## REQUIRED WORK
Could you copy every line from the material below in which "angle" appears?
------------------------------------
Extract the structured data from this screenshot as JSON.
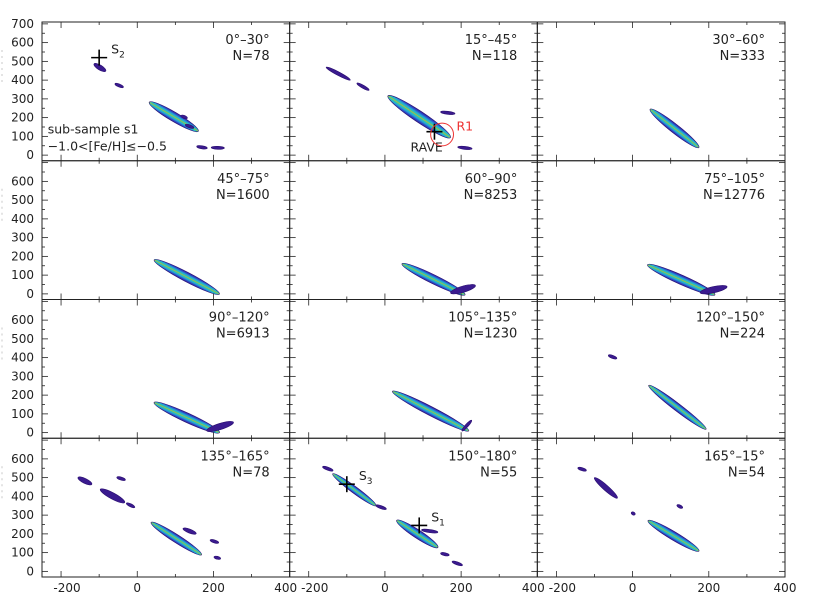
{
  "chart_data": {
    "type": "contour",
    "layout": {
      "rows": 4,
      "cols": 3
    },
    "xlim": [
      -250,
      400
    ],
    "ylim": [
      -30,
      710
    ],
    "x_ticks": [
      -200,
      0,
      200,
      400
    ],
    "x_tick_labels": [
      "-200",
      "0",
      "200",
      "400"
    ],
    "y_ticks": [
      0,
      100,
      200,
      300,
      400,
      500,
      600,
      700
    ],
    "y_tick_labels_top": [
      "0",
      "100",
      "200",
      "300",
      "400",
      "500",
      "600",
      "700"
    ],
    "y_tick_labels": [
      "0",
      "100",
      "200",
      "300",
      "400",
      "500",
      "600"
    ],
    "panels": [
      {
        "angle": "0°–30°",
        "n": "N=78"
      },
      {
        "angle": "15°–45°",
        "n": "N=118"
      },
      {
        "angle": "30°–60°",
        "n": "N=333"
      },
      {
        "angle": "45°–75°",
        "n": "N=1600"
      },
      {
        "angle": "60°–90°",
        "n": "N=8253"
      },
      {
        "angle": "75°–105°",
        "n": "N=12776"
      },
      {
        "angle": "90°–120°",
        "n": "N=6913"
      },
      {
        "angle": "105°–135°",
        "n": "N=1230"
      },
      {
        "angle": "120°–150°",
        "n": "N=224"
      },
      {
        "angle": "135°–165°",
        "n": "N=78"
      },
      {
        "angle": "150°–180°",
        "n": "N=55"
      },
      {
        "angle": "165°–15°",
        "n": "N=54"
      }
    ],
    "annotations": {
      "subsample_line1": "sub-sample s1",
      "subsample_line2": "−1.0<[Fe/H]≤−0.5",
      "markers": [
        {
          "panel": 0,
          "label": "S",
          "sub": "2",
          "x": -100,
          "y": 520
        },
        {
          "panel": 1,
          "label": "RAVE",
          "x": 130,
          "y": 125
        },
        {
          "panel": 10,
          "label": "S",
          "sub": "3",
          "x": -100,
          "y": 465
        },
        {
          "panel": 10,
          "label": "S",
          "sub": "1",
          "x": 90,
          "y": 245
        }
      ],
      "circle": {
        "panel": 1,
        "label": "R1",
        "x": 150,
        "y": 110,
        "r": 30
      }
    },
    "blobs": [
      [
        {
          "x1": -108,
          "y1": 480,
          "x2": -88,
          "y2": 455,
          "w": 22
        },
        {
          "x1": -55,
          "y1": 378,
          "x2": -40,
          "y2": 365,
          "w": 13
        },
        {
          "x1": 42,
          "y1": 270,
          "x2": 150,
          "y2": 140,
          "w": 42
        },
        {
          "x1": 118,
          "y1": 208,
          "x2": 128,
          "y2": 200,
          "w": 11
        },
        {
          "x1": 130,
          "y1": 160,
          "x2": 145,
          "y2": 148,
          "w": 12
        },
        {
          "x1": 160,
          "y1": 45,
          "x2": 180,
          "y2": 38,
          "w": 12
        },
        {
          "x1": 198,
          "y1": 40,
          "x2": 225,
          "y2": 38,
          "w": 9
        }
      ],
      [
        {
          "x1": -150,
          "y1": 465,
          "x2": -95,
          "y2": 405,
          "w": 16
        },
        {
          "x1": -70,
          "y1": 380,
          "x2": -45,
          "y2": 350,
          "w": 12
        },
        {
          "x1": 20,
          "y1": 300,
          "x2": 160,
          "y2": 110,
          "w": 50
        },
        {
          "x1": 150,
          "y1": 230,
          "x2": 180,
          "y2": 222,
          "w": 12
        },
        {
          "x1": 195,
          "y1": 42,
          "x2": 225,
          "y2": 35,
          "w": 9
        }
      ],
      [
        {
          "x1": 55,
          "y1": 230,
          "x2": 165,
          "y2": 55,
          "w": 40
        }
      ],
      [
        {
          "x1": 55,
          "y1": 170,
          "x2": 205,
          "y2": 10,
          "w": 42
        }
      ],
      [
        {
          "x1": 55,
          "y1": 150,
          "x2": 200,
          "y2": 5,
          "w": 40
        },
        {
          "x1": 180,
          "y1": 10,
          "x2": 230,
          "y2": 40,
          "w": 28
        }
      ],
      [
        {
          "x1": 50,
          "y1": 145,
          "x2": 205,
          "y2": 5,
          "w": 42
        },
        {
          "x1": 185,
          "y1": 10,
          "x2": 240,
          "y2": 35,
          "w": 28
        }
      ],
      [
        {
          "x1": 55,
          "y1": 150,
          "x2": 205,
          "y2": 10,
          "w": 42
        },
        {
          "x1": 190,
          "y1": 15,
          "x2": 245,
          "y2": 50,
          "w": 28
        }
      ],
      [
        {
          "x1": 30,
          "y1": 210,
          "x2": 210,
          "y2": 20,
          "w": 40
        },
        {
          "x1": 205,
          "y1": 15,
          "x2": 225,
          "y2": 60,
          "w": 12
        }
      ],
      [
        {
          "x1": -60,
          "y1": 410,
          "x2": -45,
          "y2": 398,
          "w": 12
        },
        {
          "x1": 50,
          "y1": 240,
          "x2": 185,
          "y2": 30,
          "w": 34
        }
      ],
      [
        {
          "x1": -150,
          "y1": 495,
          "x2": -125,
          "y2": 470,
          "w": 22
        },
        {
          "x1": -90,
          "y1": 430,
          "x2": -40,
          "y2": 375,
          "w": 28
        },
        {
          "x1": -25,
          "y1": 360,
          "x2": -10,
          "y2": 345,
          "w": 12
        },
        {
          "x1": -50,
          "y1": 500,
          "x2": -35,
          "y2": 490,
          "w": 10
        },
        {
          "x1": 45,
          "y1": 250,
          "x2": 160,
          "y2": 100,
          "w": 36
        },
        {
          "x1": 125,
          "y1": 225,
          "x2": 150,
          "y2": 205,
          "w": 18
        },
        {
          "x1": 195,
          "y1": 165,
          "x2": 210,
          "y2": 155,
          "w": 10
        },
        {
          "x1": 205,
          "y1": 75,
          "x2": 215,
          "y2": 70,
          "w": 8
        }
      ],
      [
        {
          "x1": -160,
          "y1": 555,
          "x2": -140,
          "y2": 540,
          "w": 14
        },
        {
          "x1": -130,
          "y1": 510,
          "x2": -30,
          "y2": 360,
          "w": 30
        },
        {
          "x1": -20,
          "y1": 350,
          "x2": 0,
          "y2": 335,
          "w": 12
        },
        {
          "x1": 40,
          "y1": 260,
          "x2": 130,
          "y2": 140,
          "w": 38
        },
        {
          "x1": 100,
          "y1": 220,
          "x2": 135,
          "y2": 210,
          "w": 14
        },
        {
          "x1": 150,
          "y1": 95,
          "x2": 165,
          "y2": 88,
          "w": 10
        },
        {
          "x1": 180,
          "y1": 50,
          "x2": 200,
          "y2": 35,
          "w": 12
        }
      ],
      [
        {
          "x1": -140,
          "y1": 550,
          "x2": -125,
          "y2": 540,
          "w": 10
        },
        {
          "x1": -95,
          "y1": 490,
          "x2": -45,
          "y2": 400,
          "w": 24
        },
        {
          "x1": 50,
          "y1": 260,
          "x2": 165,
          "y2": 120,
          "w": 38
        },
        {
          "x1": 120,
          "y1": 350,
          "x2": 128,
          "y2": 342,
          "w": 8
        },
        {
          "x1": 0,
          "y1": 310,
          "x2": 3,
          "y2": 307,
          "w": 5
        }
      ]
    ]
  }
}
------------------------------------
## RESULT
        "angle": "0°–30°",
        "angle": "15°–45°",
        "angle": "30°–60°",
        "angle": "45°–75°",
        "angle": "60°–90°",
        "angle": "75°–105°",
        "angle": "90°–120°",
        "angle": "105°–135°",
        "angle": "120°–150°",
        "angle": "135°–165°",
        "angle": "150°–180°",
        "angle": "165°–15°",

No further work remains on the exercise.